## [WHAT THE TASK ASKS]
Copy the full set of lines exactly as given.

## [GIVEN ENTRIES]
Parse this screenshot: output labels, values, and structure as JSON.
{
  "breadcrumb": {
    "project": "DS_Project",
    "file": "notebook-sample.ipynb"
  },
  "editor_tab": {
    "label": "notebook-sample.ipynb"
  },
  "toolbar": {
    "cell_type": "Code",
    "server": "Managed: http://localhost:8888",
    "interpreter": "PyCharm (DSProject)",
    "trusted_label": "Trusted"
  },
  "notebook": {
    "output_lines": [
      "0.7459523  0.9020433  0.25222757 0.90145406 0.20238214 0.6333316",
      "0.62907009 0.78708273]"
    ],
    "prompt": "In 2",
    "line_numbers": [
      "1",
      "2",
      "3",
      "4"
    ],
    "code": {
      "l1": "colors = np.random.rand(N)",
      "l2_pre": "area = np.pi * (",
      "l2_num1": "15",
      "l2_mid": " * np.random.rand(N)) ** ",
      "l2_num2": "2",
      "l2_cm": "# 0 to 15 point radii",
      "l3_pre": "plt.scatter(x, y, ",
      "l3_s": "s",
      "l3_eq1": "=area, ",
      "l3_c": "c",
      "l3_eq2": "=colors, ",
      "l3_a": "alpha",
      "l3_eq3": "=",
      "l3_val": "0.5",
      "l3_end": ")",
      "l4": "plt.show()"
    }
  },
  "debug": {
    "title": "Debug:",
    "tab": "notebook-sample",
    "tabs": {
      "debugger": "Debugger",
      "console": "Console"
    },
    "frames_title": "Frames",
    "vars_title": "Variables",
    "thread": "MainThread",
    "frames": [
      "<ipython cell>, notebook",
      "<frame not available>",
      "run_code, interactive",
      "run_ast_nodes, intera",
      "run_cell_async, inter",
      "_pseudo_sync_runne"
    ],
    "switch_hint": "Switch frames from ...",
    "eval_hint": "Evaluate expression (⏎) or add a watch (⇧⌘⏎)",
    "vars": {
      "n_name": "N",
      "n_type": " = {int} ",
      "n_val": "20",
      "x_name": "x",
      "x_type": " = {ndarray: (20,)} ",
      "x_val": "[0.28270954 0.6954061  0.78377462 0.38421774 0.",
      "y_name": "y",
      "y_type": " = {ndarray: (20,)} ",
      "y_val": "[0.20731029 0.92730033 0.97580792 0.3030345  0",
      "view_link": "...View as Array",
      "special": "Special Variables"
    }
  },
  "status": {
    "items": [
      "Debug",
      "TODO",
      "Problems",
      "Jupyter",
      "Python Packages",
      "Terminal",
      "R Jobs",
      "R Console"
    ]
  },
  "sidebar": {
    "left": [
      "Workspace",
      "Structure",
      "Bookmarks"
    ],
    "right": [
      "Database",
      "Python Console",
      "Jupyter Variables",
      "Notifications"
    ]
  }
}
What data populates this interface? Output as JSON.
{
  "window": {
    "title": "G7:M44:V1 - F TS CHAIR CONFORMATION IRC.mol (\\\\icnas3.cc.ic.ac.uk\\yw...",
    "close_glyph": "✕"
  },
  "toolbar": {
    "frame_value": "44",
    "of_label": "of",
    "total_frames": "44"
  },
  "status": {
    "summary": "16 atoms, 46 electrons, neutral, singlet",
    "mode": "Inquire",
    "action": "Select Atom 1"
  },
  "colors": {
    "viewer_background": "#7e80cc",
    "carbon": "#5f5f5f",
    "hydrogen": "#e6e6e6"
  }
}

## [EXERCISE RESPONSE]
Parse this screenshot: output labels, values, and structure as JSON.
{
  "breadcrumb": {
    "project": "DS_Project",
    "file": "notebook-sample.ipynb"
  },
  "editor_tab": {
    "label": "notebook-sample.ipynb"
  },
  "toolbar": {
    "cell_type": "Code",
    "server": "Managed: http://localhost:8888",
    "interpreter": "PyCharm (DSProject)",
    "trusted_label": "Trusted"
  },
  "notebook": {
    "output_lines": [
      "0.7459523  0.9020433  0.25222757 0.90145406 0.20238214 0.6333316",
      "0.62907009 0.78708273]"
    ],
    "prompt": "In 2",
    "line_numbers": [
      "1",
      "2",
      "3",
      "4"
    ],
    "code": {
      "l1": "colors = np.random.rand(N)",
      "l2_pre": "area = np.pi * (",
      "l2_num1": "15",
      "l2_mid": " * np.random.rand(N)) ** ",
      "l2_num2": "2",
      "l2_cm": "# 0 to 15 point radii",
      "l3_pre": "plt.scatter(x, y, ",
      "l3_s": "s",
      "l3_eq1": "=area, ",
      "l3_c": "c",
      "l3_eq2": "=colors, ",
      "l3_a": "alpha",
      "l3_eq3": "=",
      "l3_val": "0.5",
      "l3_end": ")",
      "l4": "plt.show()"
    }
  },
  "debug": {
    "title": "Debug:",
    "tab": "notebook-sample",
    "tabs": {
      "debugger": "Debugger",
      "console": "Console"
    },
    "frames_title": "Frames",
    "vars_title": "Variables",
    "thread": "MainThread",
    "frames": [
      "<ipython cell>, notebook",
      "<frame not available>",
      "run_code, interactive",
      "run_ast_nodes, intera",
      "run_cell_async, inter",
      "_pseudo_sync_runne"
    ],
    "switch_hint": "Switch frames from ...",
    "eval_hint": "Evaluate expression (⏎) or add a watch (⇧⌘⏎)",
    "vars": {
      "n_name": "N",
      "n_type": " = {int} ",
      "n_val": "20",
      "x_name": "x",
      "x_type": " = {ndarray: (20,)} ",
      "x_val": "[0.28270954 0.6954061  0.78377462 0.38421774 0.",
      "y_name": "y",
      "y_type": " = {ndarray: (20,)} ",
      "y_val": "[0.20731029 0.92730033 0.97580792 0.3030345  0",
      "view_link": "...View as Array",
      "special": "Special Variables"
    }
  },
  "status": {
    "items": [
      "Debug",
      "TODO",
      "Problems",
      "Jupyter",
      "Python Packages",
      "Terminal",
      "R Jobs",
      "R Console"
    ]
  },
  "sidebar": {
    "left": [
      "Workspace",
      "Structure",
      "Bookmarks"
    ],
    "right": [
      "Database",
      "Python Console",
      "Jupyter Variables",
      "Notifications"
    ]
  }
}
What data populates this interface? Output as JSON.
{
  "window": {
    "title": "G7:M44:V1 - F TS CHAIR CONFORMATION IRC.mol (\\\\icnas3.cc.ic.ac.uk\\yw...",
    "close_glyph": "✕"
  },
  "toolbar": {
    "frame_value": "44",
    "of_label": "of",
    "total_frames": "44"
  },
  "status": {
    "summary": "16 atoms, 46 electrons, neutral, singlet",
    "mode": "Inquire",
    "action": "Select Atom 1"
  },
  "colors": {
    "viewer_background": "#7e80cc",
    "carbon": "#5f5f5f",
    "hydrogen": "#e6e6e6"
  }
}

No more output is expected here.